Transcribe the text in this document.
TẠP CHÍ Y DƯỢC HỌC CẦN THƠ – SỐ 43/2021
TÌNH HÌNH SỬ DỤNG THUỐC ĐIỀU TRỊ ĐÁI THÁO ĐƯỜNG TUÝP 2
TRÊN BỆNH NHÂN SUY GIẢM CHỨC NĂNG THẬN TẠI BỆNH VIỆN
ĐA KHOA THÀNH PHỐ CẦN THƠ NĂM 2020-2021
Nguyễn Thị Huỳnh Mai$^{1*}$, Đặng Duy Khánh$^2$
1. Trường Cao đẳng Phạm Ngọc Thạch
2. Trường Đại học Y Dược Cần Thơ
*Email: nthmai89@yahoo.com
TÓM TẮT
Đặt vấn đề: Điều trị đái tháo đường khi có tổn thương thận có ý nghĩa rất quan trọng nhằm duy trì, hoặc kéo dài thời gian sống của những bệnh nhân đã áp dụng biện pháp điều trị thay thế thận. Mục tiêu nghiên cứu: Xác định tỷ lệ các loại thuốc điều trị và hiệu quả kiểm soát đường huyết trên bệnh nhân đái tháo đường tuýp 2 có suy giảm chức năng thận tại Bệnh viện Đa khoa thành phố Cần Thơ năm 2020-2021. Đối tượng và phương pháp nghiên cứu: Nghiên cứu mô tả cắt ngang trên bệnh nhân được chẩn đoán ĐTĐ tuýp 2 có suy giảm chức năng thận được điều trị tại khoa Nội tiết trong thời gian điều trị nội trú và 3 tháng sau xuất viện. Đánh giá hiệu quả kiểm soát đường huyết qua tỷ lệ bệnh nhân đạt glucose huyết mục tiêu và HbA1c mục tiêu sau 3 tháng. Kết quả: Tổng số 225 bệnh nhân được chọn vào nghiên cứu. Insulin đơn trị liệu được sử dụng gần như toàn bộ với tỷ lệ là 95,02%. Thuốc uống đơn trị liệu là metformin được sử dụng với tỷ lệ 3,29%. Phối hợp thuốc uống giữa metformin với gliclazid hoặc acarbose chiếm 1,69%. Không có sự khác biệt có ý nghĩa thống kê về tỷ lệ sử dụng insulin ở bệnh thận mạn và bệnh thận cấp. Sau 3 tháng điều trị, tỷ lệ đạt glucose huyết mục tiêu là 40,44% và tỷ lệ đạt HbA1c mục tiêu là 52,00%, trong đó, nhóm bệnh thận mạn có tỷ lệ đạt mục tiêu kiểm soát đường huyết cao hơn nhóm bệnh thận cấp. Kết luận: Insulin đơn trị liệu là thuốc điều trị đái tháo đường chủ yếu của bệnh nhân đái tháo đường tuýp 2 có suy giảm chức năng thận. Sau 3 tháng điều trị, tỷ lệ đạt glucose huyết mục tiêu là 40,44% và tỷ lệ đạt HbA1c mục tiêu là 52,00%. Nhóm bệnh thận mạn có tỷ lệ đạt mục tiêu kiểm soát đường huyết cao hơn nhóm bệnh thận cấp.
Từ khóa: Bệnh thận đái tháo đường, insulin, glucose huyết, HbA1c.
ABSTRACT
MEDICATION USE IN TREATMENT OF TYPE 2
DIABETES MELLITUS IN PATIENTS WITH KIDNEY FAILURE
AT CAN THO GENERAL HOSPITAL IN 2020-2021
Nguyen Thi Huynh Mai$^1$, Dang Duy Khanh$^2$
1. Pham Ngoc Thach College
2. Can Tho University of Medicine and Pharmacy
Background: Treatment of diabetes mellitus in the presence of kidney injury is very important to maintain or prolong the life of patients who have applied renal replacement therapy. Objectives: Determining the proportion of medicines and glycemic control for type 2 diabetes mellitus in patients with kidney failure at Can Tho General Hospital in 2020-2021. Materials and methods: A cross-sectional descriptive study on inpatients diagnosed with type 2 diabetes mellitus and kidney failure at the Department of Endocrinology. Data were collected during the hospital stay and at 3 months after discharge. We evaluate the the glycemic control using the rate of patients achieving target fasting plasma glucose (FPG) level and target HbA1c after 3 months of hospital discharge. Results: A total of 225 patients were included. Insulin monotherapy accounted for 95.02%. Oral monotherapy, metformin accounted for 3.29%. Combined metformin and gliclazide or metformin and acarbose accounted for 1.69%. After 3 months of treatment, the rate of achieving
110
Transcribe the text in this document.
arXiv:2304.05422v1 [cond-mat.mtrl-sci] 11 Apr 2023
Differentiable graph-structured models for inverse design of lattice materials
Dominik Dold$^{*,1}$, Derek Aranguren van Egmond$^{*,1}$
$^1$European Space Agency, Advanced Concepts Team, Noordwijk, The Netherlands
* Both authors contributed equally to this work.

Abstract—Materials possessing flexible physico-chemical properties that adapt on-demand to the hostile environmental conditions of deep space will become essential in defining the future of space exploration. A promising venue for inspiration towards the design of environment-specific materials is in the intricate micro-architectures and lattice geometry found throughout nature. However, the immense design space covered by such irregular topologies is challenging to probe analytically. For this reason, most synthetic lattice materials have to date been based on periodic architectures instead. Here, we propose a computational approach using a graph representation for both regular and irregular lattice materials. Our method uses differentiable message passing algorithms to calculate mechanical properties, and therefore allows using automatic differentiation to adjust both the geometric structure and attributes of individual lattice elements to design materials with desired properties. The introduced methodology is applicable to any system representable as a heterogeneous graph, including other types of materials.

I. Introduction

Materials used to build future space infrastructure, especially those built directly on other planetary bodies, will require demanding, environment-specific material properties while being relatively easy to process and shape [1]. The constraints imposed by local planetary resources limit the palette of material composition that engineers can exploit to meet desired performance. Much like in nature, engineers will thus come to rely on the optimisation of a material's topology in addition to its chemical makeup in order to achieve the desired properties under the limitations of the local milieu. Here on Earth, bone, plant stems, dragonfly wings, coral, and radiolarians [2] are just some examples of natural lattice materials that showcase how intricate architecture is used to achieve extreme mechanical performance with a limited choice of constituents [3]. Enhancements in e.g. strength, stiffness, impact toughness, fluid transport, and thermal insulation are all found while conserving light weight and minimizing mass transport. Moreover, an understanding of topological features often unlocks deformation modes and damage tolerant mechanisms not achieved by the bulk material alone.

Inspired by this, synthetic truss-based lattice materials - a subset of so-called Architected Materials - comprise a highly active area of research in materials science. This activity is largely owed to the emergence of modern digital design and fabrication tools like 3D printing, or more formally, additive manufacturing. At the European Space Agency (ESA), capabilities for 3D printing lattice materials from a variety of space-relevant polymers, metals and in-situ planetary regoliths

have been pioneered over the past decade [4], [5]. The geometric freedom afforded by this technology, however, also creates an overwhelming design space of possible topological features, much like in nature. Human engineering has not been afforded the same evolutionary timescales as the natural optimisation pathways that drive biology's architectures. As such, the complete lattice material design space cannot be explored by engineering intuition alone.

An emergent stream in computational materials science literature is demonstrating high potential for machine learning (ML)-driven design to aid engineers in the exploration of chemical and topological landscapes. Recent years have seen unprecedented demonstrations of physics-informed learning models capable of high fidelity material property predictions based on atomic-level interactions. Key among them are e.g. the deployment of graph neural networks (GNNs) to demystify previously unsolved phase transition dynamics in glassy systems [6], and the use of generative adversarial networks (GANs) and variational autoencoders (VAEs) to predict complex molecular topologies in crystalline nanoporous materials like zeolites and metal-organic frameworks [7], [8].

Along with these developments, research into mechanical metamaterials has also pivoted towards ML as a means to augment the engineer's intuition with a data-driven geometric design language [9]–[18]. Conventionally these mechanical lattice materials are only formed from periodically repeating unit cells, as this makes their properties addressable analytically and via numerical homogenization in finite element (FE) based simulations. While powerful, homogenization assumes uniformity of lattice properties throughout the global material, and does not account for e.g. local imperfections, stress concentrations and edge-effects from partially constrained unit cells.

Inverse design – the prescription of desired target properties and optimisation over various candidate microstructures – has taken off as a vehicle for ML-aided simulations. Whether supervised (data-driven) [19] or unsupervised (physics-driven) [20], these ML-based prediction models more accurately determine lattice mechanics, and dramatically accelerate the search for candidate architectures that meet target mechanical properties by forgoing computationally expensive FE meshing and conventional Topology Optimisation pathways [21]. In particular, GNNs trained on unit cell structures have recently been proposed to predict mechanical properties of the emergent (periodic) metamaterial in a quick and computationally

########

## What you need to do
From the data above, copy out every line with the string "Agency" in it.

## Result below
$^1$European Space Agency, Advanced Concepts Team, Noordwijk, The Netherlands
Inspired by this, synthetic truss-based lattice materials - a subset of so-called Architected Materials - comprise a highly active area of research in materials science. This activity is largely owed to the emergence of modern digital design and fabrication tools like 3D printing, or more formally, additive manufacturing. At the European Space Agency (ESA), capabilities for 3D printing lattice materials from a variety of space-relevant polymers, metals and in-situ planetary regoliths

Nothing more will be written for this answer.